------ Supplied information ------

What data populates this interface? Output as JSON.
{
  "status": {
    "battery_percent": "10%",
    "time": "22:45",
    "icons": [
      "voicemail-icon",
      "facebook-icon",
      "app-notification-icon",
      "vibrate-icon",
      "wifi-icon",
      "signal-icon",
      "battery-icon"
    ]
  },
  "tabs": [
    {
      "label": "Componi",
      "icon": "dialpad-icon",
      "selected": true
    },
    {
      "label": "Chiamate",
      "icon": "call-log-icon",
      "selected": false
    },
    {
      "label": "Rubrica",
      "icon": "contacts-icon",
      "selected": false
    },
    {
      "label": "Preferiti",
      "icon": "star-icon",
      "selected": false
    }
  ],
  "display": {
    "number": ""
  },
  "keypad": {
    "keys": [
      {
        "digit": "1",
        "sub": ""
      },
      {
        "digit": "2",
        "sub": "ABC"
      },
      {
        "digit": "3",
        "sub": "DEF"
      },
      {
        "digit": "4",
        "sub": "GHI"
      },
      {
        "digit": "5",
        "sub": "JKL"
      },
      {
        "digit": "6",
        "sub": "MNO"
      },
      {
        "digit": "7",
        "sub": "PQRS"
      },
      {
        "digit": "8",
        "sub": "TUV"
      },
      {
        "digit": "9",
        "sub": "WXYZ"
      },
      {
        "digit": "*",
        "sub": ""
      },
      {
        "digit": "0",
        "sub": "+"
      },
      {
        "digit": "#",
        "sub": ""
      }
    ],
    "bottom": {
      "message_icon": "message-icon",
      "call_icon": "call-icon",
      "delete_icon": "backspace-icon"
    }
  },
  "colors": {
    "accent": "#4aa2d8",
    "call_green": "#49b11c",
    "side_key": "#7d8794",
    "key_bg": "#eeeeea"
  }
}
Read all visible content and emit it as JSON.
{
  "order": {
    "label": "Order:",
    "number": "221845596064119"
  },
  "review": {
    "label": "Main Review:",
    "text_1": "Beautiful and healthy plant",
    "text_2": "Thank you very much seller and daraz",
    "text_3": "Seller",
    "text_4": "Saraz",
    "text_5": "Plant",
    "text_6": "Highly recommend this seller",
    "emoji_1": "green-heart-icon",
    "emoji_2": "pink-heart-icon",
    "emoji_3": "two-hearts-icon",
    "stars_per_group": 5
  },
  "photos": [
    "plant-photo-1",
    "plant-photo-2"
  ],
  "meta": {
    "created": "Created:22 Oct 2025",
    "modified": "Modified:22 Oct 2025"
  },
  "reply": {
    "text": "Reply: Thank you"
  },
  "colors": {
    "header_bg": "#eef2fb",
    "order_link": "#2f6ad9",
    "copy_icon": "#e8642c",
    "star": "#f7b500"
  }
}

------

Exercise objective: Using the data above, copy each line that contains "digit".

Problem solution:
        "digit": "1",
        "digit": "2",
        "digit": "3",
        "digit": "4",
        "digit": "5",
        "digit": "6",
        "digit": "7",
        "digit": "8",
        "digit": "9",
        "digit": "*",
        "digit": "0",
        "digit": "#",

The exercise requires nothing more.